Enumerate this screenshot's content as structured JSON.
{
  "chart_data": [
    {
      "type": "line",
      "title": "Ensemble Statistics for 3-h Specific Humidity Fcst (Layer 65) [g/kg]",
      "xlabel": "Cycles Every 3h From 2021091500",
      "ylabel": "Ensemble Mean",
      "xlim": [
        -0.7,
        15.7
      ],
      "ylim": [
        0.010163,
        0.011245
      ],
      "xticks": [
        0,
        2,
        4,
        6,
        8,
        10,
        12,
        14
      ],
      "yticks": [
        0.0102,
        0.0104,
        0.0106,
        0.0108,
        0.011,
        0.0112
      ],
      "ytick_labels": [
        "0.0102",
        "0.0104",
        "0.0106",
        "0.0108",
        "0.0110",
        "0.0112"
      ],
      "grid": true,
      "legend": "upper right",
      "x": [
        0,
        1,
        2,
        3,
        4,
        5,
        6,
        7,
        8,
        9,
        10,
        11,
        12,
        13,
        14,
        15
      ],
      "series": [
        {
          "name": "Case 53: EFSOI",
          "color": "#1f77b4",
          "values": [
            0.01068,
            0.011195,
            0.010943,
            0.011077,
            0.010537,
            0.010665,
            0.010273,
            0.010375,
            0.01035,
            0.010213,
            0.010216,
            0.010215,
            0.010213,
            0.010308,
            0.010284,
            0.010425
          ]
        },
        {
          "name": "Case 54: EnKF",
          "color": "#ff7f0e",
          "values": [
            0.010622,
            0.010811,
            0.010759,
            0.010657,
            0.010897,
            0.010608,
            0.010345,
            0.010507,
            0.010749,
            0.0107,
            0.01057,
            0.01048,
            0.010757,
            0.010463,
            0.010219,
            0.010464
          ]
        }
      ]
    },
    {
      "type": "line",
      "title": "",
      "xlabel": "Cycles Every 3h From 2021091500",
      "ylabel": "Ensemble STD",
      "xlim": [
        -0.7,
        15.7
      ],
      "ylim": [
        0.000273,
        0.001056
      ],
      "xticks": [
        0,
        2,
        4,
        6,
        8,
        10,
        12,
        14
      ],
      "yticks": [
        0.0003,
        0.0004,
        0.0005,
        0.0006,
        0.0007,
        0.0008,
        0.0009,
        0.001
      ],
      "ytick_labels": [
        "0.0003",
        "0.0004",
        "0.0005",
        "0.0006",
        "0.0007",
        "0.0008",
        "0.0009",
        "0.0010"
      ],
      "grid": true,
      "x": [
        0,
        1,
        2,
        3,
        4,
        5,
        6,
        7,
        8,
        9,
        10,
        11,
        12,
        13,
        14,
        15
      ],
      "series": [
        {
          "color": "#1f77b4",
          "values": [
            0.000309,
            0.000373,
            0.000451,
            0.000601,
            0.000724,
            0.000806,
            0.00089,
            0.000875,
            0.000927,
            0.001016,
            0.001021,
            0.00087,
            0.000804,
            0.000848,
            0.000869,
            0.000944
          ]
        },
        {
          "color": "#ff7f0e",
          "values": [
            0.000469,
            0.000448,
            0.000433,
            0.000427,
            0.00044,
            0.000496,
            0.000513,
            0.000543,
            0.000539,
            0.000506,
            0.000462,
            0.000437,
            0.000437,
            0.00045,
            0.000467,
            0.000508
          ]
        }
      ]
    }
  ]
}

══════════

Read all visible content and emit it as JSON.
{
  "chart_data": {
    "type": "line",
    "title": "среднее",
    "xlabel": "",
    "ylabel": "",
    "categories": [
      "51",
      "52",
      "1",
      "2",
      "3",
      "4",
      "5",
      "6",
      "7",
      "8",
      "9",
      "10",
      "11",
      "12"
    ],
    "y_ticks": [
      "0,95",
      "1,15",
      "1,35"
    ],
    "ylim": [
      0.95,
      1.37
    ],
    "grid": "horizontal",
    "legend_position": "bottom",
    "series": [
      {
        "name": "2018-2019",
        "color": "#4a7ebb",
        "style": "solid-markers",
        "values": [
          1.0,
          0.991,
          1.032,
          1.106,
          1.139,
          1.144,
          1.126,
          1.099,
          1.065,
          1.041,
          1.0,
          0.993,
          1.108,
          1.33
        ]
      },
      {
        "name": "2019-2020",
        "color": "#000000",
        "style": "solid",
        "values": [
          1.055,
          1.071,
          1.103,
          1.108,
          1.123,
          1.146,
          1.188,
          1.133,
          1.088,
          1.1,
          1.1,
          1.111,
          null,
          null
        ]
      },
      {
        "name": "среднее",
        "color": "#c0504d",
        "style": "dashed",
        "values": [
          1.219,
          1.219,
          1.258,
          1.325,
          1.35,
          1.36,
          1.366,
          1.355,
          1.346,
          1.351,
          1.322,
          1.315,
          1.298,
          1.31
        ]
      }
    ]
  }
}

══════════

Where a line above contains the string "Ensemble", copy that line.

OUTPUT FOR THIS TASK:
      "title": "Ensemble Statistics for 3-h Specific Humidity Fcst (Layer 65) [g/kg]",
      "ylabel": "Ensemble Mean",
      "ylabel": "Ensemble STD",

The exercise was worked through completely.